Directions for this task: Lines from the one containing "What data populates" through the last line of the data are to be repeated word for word, both ends included.

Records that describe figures
'''

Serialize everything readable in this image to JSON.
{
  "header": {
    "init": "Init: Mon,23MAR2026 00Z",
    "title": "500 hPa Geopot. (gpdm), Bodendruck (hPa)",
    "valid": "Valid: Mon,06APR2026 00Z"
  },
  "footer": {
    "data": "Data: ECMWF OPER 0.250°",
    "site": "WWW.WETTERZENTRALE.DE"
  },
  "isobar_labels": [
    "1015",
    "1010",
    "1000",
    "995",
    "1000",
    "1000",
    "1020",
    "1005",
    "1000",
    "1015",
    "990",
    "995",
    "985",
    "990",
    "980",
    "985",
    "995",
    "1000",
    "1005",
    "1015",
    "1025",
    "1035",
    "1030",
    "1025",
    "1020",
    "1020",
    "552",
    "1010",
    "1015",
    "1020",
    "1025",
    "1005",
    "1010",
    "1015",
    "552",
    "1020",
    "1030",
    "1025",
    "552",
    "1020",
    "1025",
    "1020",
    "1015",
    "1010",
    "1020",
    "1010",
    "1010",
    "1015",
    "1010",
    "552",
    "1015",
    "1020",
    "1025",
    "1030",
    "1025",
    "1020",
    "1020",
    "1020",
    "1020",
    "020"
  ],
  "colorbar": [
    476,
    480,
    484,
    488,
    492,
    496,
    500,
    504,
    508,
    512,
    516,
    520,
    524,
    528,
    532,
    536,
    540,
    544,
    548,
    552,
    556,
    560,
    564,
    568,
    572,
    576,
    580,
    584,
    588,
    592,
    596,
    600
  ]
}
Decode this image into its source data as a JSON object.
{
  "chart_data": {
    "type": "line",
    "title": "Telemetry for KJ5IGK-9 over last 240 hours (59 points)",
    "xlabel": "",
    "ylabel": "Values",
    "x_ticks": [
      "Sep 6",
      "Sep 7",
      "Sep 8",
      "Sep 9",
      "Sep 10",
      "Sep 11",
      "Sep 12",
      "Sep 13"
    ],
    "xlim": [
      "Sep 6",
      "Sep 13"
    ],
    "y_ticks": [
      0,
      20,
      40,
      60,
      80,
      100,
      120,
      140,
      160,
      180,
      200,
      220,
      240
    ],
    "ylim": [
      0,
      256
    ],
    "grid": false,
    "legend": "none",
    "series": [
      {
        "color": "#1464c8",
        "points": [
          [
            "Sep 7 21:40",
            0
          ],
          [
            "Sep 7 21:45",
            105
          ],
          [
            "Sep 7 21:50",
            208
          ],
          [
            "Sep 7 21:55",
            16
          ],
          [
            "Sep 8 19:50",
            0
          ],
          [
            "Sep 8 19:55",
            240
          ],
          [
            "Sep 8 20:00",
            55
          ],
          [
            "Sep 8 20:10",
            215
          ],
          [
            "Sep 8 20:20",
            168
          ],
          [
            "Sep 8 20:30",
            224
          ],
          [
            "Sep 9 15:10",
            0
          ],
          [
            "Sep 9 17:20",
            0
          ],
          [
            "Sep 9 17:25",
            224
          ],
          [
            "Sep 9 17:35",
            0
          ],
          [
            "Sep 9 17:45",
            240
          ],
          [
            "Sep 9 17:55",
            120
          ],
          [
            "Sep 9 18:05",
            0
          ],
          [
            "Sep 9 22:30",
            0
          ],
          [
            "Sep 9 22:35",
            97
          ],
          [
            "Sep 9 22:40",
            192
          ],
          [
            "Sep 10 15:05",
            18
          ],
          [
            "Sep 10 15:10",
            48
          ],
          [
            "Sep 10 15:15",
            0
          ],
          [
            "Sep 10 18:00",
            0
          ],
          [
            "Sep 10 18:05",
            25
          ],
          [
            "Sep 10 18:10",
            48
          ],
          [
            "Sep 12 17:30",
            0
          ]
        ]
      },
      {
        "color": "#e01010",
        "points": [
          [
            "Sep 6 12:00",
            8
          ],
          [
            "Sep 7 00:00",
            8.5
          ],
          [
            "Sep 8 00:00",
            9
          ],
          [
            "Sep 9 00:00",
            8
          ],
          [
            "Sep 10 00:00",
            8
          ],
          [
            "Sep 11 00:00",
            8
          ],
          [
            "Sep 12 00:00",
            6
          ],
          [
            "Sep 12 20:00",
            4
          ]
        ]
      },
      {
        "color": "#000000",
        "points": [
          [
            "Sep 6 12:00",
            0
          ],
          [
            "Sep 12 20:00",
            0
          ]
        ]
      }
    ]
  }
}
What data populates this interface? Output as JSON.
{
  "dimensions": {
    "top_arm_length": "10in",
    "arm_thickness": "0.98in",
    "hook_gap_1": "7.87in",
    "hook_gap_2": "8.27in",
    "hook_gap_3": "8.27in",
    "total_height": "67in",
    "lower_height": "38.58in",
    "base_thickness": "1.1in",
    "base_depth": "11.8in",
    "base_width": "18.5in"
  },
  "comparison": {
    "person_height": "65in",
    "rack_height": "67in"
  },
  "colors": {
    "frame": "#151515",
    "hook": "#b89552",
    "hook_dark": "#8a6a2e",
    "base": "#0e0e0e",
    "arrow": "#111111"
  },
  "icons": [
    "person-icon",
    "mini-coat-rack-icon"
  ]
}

'''

Answer for this exercise:
What data populates this interface? Output as JSON.
{
  "dimensions": {
    "top_arm_length": "10in",
    "arm_thickness": "0.98in",
    "hook_gap_1": "7.87in",
    "hook_gap_2": "8.27in",
    "hook_gap_3": "8.27in",
    "total_height": "67in",
    "lower_height": "38.58in",
    "base_thickness": "1.1in",
    "base_depth": "11.8in",
    "base_width": "18.5in"
  },
  "comparison": {
    "person_height": "65in",
    "rack_height": "67in"
  },
  "colors": {
    "frame": "#151515",
    "hook": "#b89552",
    "hook_dark": "#8a6a2e",
    "base": "#0e0e0e",
    "arrow": "#111111"
  },
  "icons": [
    "person-icon",
    "mini-coat-rack-icon"
  ]
}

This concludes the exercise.